■ Problem statement: Your task is to print every entry below exactly as given.
[START Material for this task]
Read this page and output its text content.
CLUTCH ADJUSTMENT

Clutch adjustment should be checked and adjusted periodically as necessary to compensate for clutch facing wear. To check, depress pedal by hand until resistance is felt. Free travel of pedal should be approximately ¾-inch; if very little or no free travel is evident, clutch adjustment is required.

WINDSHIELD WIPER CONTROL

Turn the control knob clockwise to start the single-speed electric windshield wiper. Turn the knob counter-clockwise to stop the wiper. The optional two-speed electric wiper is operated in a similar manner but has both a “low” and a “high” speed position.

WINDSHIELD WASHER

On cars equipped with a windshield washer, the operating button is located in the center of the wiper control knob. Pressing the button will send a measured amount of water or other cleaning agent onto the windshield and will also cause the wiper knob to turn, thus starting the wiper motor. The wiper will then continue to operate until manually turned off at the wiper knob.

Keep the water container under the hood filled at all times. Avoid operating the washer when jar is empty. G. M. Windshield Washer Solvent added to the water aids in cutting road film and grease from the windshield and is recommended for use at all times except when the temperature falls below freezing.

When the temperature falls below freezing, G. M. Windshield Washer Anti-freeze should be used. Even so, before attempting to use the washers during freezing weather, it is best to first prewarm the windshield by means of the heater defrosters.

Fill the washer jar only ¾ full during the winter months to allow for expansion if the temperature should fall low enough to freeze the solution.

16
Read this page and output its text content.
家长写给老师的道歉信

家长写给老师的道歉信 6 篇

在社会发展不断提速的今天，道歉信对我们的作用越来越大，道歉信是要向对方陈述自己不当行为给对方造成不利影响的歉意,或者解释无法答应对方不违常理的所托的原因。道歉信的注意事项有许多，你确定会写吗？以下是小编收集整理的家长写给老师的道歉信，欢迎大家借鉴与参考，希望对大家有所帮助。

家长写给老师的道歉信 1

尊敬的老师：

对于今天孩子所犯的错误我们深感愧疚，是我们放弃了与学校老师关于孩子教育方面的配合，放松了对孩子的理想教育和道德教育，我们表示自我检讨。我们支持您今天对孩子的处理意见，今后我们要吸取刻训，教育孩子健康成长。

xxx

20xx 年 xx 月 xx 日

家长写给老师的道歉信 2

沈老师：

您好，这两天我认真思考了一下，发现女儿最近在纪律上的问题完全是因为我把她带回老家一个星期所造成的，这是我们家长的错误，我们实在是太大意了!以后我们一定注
[END Material for this task]
■ Answer for the task:
Read this page and output its text content.
CLUTCH ADJUSTMENT

Clutch adjustment should be checked and adjusted periodically as necessary to compensate for clutch facing wear. To check, depress pedal by hand until resistance is felt. Free travel of pedal should be approximately ¾-inch; if very little or no free travel is evident, clutch adjustment is required.

WINDSHIELD WIPER CONTROL

Turn the control knob clockwise to start the single-speed electric windshield wiper. Turn the knob counter-clockwise to stop the wiper. The optional two-speed electric wiper is operated in a similar manner but has both a “low” and a “high” speed position.

WINDSHIELD WASHER

On cars equipped with a windshield washer, the operating button is located in the center of the wiper control knob. Pressing the button will send a measured amount of water or other cleaning agent onto the windshield and will also cause the wiper knob to turn, thus starting the wiper motor. The wiper will then continue to operate until manually turned off at the wiper knob.

Keep the water container under the hood filled at all times. Avoid operating the washer when jar is empty. G. M. Windshield Washer Solvent added to the water aids in cutting road film and grease from the windshield and is recommended for use at all times except when the temperature falls below freezing.

When the temperature falls below freezing, G. M. Windshield Washer Anti-freeze should be used. Even so, before attempting to use the washers during freezing weather, it is best to first prewarm the windshield by means of the heater defrosters.

Fill the washer jar only ¾ full during the winter months to allow for expansion if the temperature should fall low enough to freeze the solution.

16
Read this page and output its text content.
家长写给老师的道歉信

家长写给老师的道歉信 6 篇

在社会发展不断提速的今天，道歉信对我们的作用越来越大，道歉信是要向对方陈述自己不当行为给对方造成不利影响的歉意,或者解释无法答应对方不违常理的所托的原因。道歉信的注意事项有许多，你确定会写吗？以下是小编收集整理的家长写给老师的道歉信，欢迎大家借鉴与参考，希望对大家有所帮助。

家长写给老师的道歉信 1

尊敬的老师：

对于今天孩子所犯的错误我们深感愧疚，是我们放弃了与学校老师关于孩子教育方面的配合，放松了对孩子的理想教育和道德教育，我们表示自我检讨。我们支持您今天对孩子的处理意见，今后我们要吸取刻训，教育孩子健康成长。

xxx

20xx 年 xx 月 xx 日

家长写给老师的道歉信 2

沈老师：

您好，这两天我认真思考了一下，发现女儿最近在纪律上的问题完全是因为我把她带回老家一个星期所造成的，这是我们家长的错误，我们实在是太大意了!以后我们一定注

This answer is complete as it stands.